▸ **QUOTED TEXT**
A school bus instead of an RV. A fountain instead of a pool. Paramilitary instead of Neo-Nazis. No, this isn't some toned-down, school play version of Breaking Bad (although we kind of love that idea), but the basis for Metastasis , the Spanish-language remake of the AMC show that premiered in Latin America on June 8. Yet while a few changes had to be made to fit the series' new setting (including a vest-sporting Hank, which got Dean Norris' approval), the majority of the remake is eerily similar to the Breaking Bad American viewers know and love.
Still, while a subtitled version of the show wouldn't seem like a such a big deal, it's an odd feeling to realize that an entirely new rendition of Bad exists, and that while people across the continent can now call themselves fans of the series, the actual show we're seeing may differ from place to place. In other countries' versions, is Jesse still a fan favorite? What breakfast foods does Walt Jr. eat? Does "I am the one who knocks" still sound just as powerful when spoken in a different language?
If done well, of course, the answer could be a definite yes, and judging by its great-looking trailer, Metastasis has major potential to be just as compelling as the American Breaking Bad. How do the foreign versions of other U.S. TV shows stack up to their originals, though? Let's take a look:
Med Cezir, aka The O.C. (Turkey)
Yes, there is a Turkish version of The O.C., and no, we don't know if Chrismukkah and bagel slicers are just as popular overseas. The 13 episodes of the remake premiered last fall, and according to a Warner Bros. rep, "it looks glossy and perfectly replicates the original series with a Turkish twist.” Unfortunately, the trailer and clips aren't available in the U.S., so we'll have to make do with just imagining what kind of adventures Captain Oats and Princess Sparkle would get up to in Istanbul.
24 India, aka 24 (India)
The first season of the Hindi edition of 24 , set in Mumbai, premiered in October. Anil Kapoor, renowned Indian actor who memorably played President Omar Hassan on the eighth season of the American 24, is Jack Bauer (or Jai Singh Rathod), and except for a few cultural differences, the two versions are relatively similar. Its second season might have even more deja-vu, however, as Kiefer Sutherland has talked about making a guest appearance.

▸ **SHORT EXERCISE A**
Answer these from the article on foreign remakes of U.S. TV shows:
(i) On what date did Metastasis premiere in Latin America?
(ii) How many episodes does the Turkish remake of The O.C. have?
(iii) In which city is the Hindi edition of 24 set?
▸ **SHORT EXERCISE B**
Write the next part of the article on foreign remakes of U.S. TV shows, picking up after its final sentence.
The lines that come next have nothing to do with the article on foreign remakes of U.S. TV shows.

▸ **RECORDED INFORMATION**
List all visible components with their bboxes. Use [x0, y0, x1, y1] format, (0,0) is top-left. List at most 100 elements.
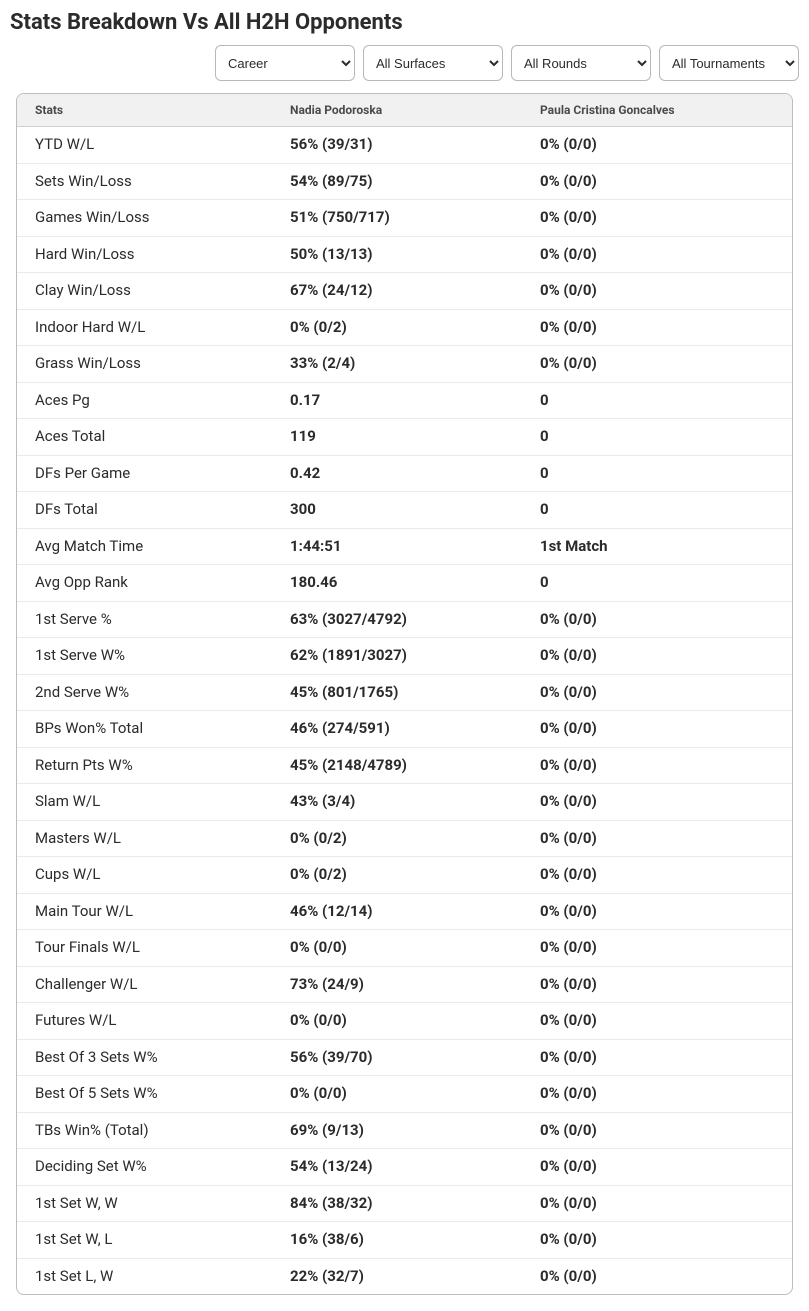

▸ **EXERCISE OUTPUT A**
(i) June 8
(ii) 13
(iii) Mumbai

▸ **EXERCISE OUTPUT B**
A Corazón Abierto, aka Grey's Anatomy (Columbia)
There are a few international adaptations of Grey's Anatomy, but the most well-known is the Columbian version, which premiered in 2010. The show was hugely popular with audiences — nearly half of Colombian TV viewers watched the premiere — but only lasted two seasons. Still, the remake, modified to a five-episode-a-week telenova format, certainly made an impact.
Chrysa Koritsia, aka The Golden Girls (Greece)
The Golden Girls may be an older show, but it's more popular than ever, judging by the many foreign versions of the series that have been commissioned since the original's cancellation. There's Chrya Korsia, the Greek version shown above; Golden Girls , the Dutch edition (complete with a Dutch theme song); and Bolshie Devochki, a Russian remake translated literally to Big Girls, among others. Betty White must be so flattered.
Voroniny, aka Everybody Loves Raymond (Russia)
Like The Golden Girls, Raymond has had plenty of overseas remakes, including this Russian version whose adaptation process was made into a documentary called Exporting Raymond . No, we're not kidding. There's also the less exciting, but still important, Polish, Dutch, Israeli, British and Egyptian (in which the show is aptly retitled "Close Doors") versions of the series.
How I Met Your Mother (Russia)
The most notable thing about the Russian How I Met Your Mother remake is how similar the cast looks to the original. Now that's just creepy.
Law and Order: UK, aka Law and Order (U.K.)
In 2009, this acclaimed version of Law and Order became the first adaptation of an American drama series to be adapted for British TV. The two series are nearly identical, except for the location (UK is based in London) and the government's laws. Basically, the arrests might be different, but the story itself is as close to the original as can be.
China Girl, aka Gossip Girl (China)
The biggest difference between the American and Chinese versions of Gossip Girl is that the setting is changed from a high school to a college, which, considering the characters' nightly actions, is a bit more reassuring.
Merhaba Hayat, aka Private Practice (Turkey)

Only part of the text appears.